**What to do**
Answer with a number only: how many lines of the data contain "JSON"?

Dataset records
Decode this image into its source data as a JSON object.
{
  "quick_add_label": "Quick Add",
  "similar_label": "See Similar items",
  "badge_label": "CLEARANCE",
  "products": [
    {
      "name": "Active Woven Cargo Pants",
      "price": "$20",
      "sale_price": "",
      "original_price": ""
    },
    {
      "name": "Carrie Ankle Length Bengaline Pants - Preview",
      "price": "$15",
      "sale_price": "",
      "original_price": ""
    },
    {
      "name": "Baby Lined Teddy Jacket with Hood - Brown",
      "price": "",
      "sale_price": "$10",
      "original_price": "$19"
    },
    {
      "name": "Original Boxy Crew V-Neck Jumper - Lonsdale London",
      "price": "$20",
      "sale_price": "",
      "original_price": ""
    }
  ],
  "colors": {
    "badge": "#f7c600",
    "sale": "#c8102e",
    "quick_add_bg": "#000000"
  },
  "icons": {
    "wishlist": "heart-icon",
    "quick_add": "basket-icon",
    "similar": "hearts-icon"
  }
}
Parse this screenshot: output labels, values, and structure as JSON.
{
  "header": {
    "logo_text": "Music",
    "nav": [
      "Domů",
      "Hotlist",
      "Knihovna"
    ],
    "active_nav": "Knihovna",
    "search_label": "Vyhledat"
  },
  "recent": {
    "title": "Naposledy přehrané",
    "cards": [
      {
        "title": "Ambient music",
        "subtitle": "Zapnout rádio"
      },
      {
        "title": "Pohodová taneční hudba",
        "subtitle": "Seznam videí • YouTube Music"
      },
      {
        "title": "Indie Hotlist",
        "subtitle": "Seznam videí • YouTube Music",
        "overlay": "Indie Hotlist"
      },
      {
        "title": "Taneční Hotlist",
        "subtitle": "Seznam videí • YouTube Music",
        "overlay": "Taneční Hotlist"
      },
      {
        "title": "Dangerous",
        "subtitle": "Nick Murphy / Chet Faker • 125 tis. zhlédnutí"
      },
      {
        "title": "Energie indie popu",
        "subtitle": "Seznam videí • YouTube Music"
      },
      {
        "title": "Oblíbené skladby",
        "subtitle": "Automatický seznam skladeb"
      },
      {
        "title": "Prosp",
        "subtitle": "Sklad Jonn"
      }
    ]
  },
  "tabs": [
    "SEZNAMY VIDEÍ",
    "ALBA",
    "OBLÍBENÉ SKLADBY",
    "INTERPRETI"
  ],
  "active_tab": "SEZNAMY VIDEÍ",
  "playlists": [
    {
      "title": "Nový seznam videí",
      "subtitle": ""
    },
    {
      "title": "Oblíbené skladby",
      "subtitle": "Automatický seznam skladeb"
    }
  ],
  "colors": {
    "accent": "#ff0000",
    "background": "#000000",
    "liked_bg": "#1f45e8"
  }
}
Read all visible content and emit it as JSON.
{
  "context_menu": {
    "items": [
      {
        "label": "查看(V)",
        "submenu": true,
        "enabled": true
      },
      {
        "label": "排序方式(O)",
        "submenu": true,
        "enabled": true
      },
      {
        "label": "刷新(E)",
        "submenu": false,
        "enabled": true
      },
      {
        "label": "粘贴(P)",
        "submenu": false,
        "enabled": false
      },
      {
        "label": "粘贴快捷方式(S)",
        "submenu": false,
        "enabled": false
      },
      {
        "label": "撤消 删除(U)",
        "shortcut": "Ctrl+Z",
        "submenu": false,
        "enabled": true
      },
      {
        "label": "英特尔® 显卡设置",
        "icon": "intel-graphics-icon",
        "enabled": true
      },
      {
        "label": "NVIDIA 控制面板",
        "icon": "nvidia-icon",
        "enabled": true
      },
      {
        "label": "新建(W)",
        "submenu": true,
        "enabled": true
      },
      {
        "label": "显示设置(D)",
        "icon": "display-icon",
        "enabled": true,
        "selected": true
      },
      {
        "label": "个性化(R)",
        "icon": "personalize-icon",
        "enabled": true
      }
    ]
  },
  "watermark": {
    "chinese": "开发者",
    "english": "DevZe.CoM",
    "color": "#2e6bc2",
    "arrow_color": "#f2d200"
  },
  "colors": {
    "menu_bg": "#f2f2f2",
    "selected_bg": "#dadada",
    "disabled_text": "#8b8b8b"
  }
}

**Result of the exercise**
3